▶ [Short task 1]: Switch "paragraph-line" to "text-line" in the rows from the first row through the row containing "611, 940, 645]". Return those rows with nothing else changed.
+++++
Different Types Of Axe Names And Their Uses Ultimate Buying Guide

All About Axes

For as long as there has been humans on this earth, there has been a need for sharp blades to cut and forage. From crude handmade tools made out of flint and wood, to pieces of art that have been lovingly crafted by artisan blacksmiths, Axes have been an ever-present in the work of bladed items. Equally, at home hunting animals, felling trees, or even being used as weapons in the bronze age, Axes have always been a useful tool to own. We all know what an Axe looks like, but less of us know of the many different varieties of an axe there are. In today’s article, we are going to be covering some of the different types of axes you can buy.

 

How axes are made

A typical axe will begin life as a block of low carbon steel. The initial stage is to chisel a hole within the block to form the eye of the axe. Next using a specialised tool called a mandrel, the eye socket is formed into the shape and size needed. Following this process, a notch is chiselled into the end of the billet, with a piece of steel in the shape of a wedge being inserted in order to create a hard cutting edge.
+++++
▶ [Short task 2]: Proceed with the axe article from the point where it stops.
+++++
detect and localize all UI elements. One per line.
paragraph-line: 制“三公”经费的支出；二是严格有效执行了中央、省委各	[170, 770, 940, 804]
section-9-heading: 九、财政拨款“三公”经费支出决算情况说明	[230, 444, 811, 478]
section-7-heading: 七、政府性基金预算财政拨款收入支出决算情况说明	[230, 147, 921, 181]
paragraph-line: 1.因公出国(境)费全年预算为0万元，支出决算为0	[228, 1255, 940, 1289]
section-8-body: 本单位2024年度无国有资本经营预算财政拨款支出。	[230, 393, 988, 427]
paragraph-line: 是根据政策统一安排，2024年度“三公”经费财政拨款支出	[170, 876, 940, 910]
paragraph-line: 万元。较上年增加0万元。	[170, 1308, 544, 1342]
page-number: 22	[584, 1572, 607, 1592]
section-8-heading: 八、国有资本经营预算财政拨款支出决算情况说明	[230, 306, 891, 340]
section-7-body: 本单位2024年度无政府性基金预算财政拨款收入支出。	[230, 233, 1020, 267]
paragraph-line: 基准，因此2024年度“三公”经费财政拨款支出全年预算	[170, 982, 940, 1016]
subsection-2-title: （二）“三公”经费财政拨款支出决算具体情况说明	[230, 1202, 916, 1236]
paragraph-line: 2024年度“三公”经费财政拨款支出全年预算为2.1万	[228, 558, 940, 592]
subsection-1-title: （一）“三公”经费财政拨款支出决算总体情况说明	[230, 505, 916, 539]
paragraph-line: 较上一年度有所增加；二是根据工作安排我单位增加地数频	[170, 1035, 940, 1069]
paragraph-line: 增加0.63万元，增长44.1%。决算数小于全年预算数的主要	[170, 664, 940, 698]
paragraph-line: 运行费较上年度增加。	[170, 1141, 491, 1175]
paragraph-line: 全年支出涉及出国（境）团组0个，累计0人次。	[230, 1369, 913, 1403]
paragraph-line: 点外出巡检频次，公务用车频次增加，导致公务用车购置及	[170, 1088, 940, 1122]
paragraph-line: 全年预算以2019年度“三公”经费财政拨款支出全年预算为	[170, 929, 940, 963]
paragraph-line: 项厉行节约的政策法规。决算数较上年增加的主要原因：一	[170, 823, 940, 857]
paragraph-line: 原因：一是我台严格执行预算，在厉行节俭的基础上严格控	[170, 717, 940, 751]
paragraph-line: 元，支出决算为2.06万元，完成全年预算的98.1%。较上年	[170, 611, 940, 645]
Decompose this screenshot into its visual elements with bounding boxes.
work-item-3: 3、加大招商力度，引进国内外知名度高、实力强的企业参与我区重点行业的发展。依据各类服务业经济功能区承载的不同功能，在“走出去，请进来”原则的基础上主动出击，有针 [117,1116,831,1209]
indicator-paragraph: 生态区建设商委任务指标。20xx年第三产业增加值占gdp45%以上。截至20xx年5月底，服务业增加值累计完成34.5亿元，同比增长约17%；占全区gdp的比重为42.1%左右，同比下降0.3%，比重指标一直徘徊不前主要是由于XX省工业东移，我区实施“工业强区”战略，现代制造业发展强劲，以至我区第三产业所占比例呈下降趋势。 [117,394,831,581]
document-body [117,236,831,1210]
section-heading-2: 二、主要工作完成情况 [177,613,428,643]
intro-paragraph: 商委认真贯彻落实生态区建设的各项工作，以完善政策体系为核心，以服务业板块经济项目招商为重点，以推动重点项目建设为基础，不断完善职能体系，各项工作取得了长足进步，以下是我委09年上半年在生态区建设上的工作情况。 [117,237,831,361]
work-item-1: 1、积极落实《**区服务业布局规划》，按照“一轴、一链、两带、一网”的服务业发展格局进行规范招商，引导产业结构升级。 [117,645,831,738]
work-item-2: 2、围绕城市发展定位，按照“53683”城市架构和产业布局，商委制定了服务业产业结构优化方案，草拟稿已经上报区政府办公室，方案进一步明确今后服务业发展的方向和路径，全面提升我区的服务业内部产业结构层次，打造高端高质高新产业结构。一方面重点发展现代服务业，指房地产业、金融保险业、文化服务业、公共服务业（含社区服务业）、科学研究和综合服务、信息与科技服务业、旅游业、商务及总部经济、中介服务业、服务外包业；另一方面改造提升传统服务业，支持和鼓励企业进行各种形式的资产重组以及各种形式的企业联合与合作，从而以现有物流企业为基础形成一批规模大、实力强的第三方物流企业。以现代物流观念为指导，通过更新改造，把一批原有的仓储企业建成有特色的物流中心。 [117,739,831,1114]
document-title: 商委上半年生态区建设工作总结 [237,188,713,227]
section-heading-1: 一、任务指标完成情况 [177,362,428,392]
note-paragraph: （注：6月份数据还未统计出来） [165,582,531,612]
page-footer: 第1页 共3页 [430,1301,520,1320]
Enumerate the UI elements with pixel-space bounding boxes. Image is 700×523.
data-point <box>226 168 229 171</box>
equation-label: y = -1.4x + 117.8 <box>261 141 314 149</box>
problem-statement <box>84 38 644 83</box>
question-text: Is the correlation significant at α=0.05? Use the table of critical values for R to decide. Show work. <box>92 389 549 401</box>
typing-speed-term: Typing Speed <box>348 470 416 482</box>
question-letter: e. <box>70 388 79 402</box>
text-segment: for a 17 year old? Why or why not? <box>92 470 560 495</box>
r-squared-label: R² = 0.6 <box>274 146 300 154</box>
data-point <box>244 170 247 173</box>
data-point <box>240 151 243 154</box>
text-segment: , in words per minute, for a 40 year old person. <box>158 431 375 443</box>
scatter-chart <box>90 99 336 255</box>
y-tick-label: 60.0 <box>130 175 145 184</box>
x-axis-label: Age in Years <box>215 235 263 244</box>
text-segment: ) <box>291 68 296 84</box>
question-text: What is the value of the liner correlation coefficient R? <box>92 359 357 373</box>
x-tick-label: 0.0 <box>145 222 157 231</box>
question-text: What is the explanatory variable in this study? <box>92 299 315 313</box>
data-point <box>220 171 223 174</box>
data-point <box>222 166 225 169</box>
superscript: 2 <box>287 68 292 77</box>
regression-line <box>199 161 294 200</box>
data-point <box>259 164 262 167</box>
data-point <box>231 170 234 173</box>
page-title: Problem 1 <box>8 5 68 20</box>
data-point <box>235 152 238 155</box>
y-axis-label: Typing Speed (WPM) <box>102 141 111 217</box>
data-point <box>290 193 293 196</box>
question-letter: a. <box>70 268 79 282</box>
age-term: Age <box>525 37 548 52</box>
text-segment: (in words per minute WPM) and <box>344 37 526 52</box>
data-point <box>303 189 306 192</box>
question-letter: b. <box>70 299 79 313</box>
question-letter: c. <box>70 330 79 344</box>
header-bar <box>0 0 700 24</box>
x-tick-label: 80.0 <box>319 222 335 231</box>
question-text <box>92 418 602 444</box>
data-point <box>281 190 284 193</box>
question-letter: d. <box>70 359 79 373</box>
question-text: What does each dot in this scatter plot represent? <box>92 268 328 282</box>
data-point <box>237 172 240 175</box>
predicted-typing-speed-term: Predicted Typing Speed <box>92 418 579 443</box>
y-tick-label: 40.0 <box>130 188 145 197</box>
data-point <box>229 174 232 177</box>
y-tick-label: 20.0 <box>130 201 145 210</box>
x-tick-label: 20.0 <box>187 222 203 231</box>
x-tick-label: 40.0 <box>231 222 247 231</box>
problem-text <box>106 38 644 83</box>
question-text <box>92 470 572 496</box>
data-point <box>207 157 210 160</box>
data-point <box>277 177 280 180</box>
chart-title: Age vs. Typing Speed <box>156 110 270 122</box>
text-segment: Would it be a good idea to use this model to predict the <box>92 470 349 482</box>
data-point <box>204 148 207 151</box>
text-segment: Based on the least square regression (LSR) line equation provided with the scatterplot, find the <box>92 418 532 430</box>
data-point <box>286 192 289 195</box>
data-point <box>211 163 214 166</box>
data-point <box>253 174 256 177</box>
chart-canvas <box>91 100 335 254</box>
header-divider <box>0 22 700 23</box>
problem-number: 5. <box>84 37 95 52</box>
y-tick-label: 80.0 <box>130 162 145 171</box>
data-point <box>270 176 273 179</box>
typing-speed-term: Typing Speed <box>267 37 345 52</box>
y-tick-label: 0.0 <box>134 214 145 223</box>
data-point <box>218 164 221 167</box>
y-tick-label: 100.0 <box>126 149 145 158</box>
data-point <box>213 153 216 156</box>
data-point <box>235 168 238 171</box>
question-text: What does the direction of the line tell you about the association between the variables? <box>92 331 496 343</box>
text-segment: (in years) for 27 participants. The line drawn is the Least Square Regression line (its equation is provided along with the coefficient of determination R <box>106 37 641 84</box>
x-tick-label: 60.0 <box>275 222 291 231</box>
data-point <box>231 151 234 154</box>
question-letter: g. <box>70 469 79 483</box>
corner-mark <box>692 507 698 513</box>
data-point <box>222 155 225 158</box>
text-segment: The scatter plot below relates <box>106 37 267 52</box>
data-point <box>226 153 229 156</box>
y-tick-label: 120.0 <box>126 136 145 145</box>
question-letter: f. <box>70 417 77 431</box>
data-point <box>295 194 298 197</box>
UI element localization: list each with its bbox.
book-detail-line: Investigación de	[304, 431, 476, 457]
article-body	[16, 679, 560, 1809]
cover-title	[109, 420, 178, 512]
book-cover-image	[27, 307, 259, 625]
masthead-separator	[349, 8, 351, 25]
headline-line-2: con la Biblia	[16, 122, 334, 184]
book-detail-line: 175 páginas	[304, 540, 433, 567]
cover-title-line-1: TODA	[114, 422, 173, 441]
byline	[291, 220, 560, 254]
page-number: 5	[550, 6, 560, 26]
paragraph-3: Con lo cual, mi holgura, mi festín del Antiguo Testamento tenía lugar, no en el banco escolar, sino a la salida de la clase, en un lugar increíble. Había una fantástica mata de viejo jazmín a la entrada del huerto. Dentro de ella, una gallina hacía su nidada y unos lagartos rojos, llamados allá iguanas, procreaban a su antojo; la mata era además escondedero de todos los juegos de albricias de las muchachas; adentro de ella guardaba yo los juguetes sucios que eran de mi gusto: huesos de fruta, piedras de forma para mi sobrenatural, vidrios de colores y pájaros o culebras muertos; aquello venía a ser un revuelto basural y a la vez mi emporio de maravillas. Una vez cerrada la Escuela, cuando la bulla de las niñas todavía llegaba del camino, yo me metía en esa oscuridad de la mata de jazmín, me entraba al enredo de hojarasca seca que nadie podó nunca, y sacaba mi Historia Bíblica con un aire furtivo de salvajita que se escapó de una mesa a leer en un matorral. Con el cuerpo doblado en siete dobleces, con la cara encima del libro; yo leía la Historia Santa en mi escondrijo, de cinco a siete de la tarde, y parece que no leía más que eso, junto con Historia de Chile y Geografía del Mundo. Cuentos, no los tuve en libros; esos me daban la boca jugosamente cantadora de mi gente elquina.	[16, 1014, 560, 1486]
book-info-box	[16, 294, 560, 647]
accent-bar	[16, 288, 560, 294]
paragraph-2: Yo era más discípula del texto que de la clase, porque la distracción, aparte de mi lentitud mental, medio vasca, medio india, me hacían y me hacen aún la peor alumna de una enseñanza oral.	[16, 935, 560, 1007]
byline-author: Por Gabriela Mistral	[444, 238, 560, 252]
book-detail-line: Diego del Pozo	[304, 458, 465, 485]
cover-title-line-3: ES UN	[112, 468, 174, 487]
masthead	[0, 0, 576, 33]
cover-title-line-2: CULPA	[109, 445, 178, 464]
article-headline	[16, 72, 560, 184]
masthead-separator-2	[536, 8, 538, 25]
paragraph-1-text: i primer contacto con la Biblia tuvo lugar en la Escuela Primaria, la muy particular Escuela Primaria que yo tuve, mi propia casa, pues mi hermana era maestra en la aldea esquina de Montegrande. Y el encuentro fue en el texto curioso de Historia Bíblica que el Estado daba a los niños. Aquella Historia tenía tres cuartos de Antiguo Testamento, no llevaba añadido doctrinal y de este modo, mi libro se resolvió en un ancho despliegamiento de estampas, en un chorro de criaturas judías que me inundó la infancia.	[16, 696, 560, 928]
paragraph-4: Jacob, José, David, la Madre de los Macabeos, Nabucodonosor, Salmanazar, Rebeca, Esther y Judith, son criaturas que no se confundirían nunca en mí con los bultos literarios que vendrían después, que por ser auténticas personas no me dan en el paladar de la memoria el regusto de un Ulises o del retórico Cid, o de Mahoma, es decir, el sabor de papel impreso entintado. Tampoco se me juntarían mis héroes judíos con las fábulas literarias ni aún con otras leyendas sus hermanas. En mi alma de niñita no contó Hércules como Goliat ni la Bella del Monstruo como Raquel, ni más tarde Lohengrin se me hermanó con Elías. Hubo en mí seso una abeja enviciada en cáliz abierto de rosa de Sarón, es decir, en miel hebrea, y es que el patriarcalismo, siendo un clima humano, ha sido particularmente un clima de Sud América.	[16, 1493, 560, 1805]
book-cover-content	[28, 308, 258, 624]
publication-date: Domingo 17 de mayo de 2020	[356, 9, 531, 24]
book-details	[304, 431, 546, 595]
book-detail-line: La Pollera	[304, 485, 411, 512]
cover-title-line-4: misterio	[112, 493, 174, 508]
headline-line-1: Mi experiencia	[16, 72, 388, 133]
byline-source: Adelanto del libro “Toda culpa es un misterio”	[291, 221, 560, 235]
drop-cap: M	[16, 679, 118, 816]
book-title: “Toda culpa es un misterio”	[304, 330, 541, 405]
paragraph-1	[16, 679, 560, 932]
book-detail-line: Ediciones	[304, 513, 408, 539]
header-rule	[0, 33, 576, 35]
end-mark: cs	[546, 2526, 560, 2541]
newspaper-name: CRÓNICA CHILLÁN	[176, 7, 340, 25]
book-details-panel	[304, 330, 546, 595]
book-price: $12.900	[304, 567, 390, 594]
+++++
▶ [Exercise answer 1]:
detect and localize all UI elements. One per line.
text-line: 制“三公”经费的支出；二是严格有效执行了中央、省委各	[170, 770, 940, 804]
section-9-heading: 九、财政拨款“三公”经费支出决算情况说明	[230, 444, 811, 478]
section-7-heading: 七、政府性基金预算财政拨款收入支出决算情况说明	[230, 147, 921, 181]
text-line: 1.因公出国(境)费全年预算为0万元，支出决算为0	[228, 1255, 940, 1289]
section-8-body: 本单位2024年度无国有资本经营预算财政拨款支出。	[230, 393, 988, 427]
text-line: 是根据政策统一安排，2024年度“三公”经费财政拨款支出	[170, 876, 940, 910]
text-line: 万元。较上年增加0万元。	[170, 1308, 544, 1342]
page-number: 22	[584, 1572, 607, 1592]
section-8-heading: 八、国有资本经营预算财政拨款支出决算情况说明	[230, 306, 891, 340]
section-7-body: 本单位2024年度无政府性基金预算财政拨款收入支出。	[230, 233, 1020, 267]
text-line: 基准，因此2024年度“三公”经费财政拨款支出全年预算	[170, 982, 940, 1016]
subsection-2-title: （二）“三公”经费财政拨款支出决算具体情况说明	[230, 1202, 916, 1236]
text-line: 2024年度“三公”经费财政拨款支出全年预算为2.1万	[228, 558, 940, 592]
subsection-1-title: （一）“三公”经费财政拨款支出决算总体情况说明	[230, 505, 916, 539]
text-line: 较上一年度有所增加；二是根据工作安排我单位增加地数频	[170, 1035, 940, 1069]
text-line: 增加0.63万元，增长44.1%。决算数小于全年预算数的主要	[170, 664, 940, 698]
text-line: 运行费较上年度增加。	[170, 1141, 491, 1175]
text-line: 全年支出涉及出国（境）团组0个，累计0人次。	[230, 1369, 913, 1403]
text-line: 点外出巡检频次，公务用车频次增加，导致公务用车购置及	[170, 1088, 940, 1122]
text-line: 全年预算以2019年度“三公”经费财政拨款支出全年预算为	[170, 929, 940, 963]
text-line: 项厉行节约的政策法规。决算数较上年增加的主要原因：一	[170, 823, 940, 857]
text-line: 原因：一是我台严格执行预算，在厉行节俭的基础上严格控	[170, 717, 940, 751]
text-line: 元，支出决算为2.06万元，完成全年预算的98.1%。较上年	[170, 611, 940, 645]

▶ [Exercise answer 2]:
Once this basic axe shape has been created, the blade is now heated until it reaches a deep yellow glow. It is at this point that borax is melted onto the metal, which liquifies the oxidation scale and washes it out of the welding seam.

The next stage is the forging process. This sees the axe once again heated to high heat and forged in a way that the 2 individual sections of steel join together. A master blacksmith is then ready to shape the head of the axe and grind down the still rough edges until they are smooth.

The axe is now prepared for the next stage, where it will be annealed.

Annealing is the process of removing inner stresses that are present in the steel following the forging. To do this, the blacksmith heads the blade to around 850 degrees and then cools it down again at a slow rate until it reaches room temperature. Following a process known as normalising, the axe is then ready for hardening. Once again, the axe is placed back into the furnace and is heated back up to 80 degrees. At this point the blade is drenched in a mixture of mineral oil and water, leaving the blade very hard. The final stage is to make the blade less brittle, which is completed by heating the blade up to a temperature of 220 degrees, in a process known as tempering. The blade is maintained at this heat for over an hour and then treated to a coat of protection, usually in the form of beeswax, linseed oil and turpentine. This protects the blade against rusting. Finally, the blade is sharpened and the handle is attached.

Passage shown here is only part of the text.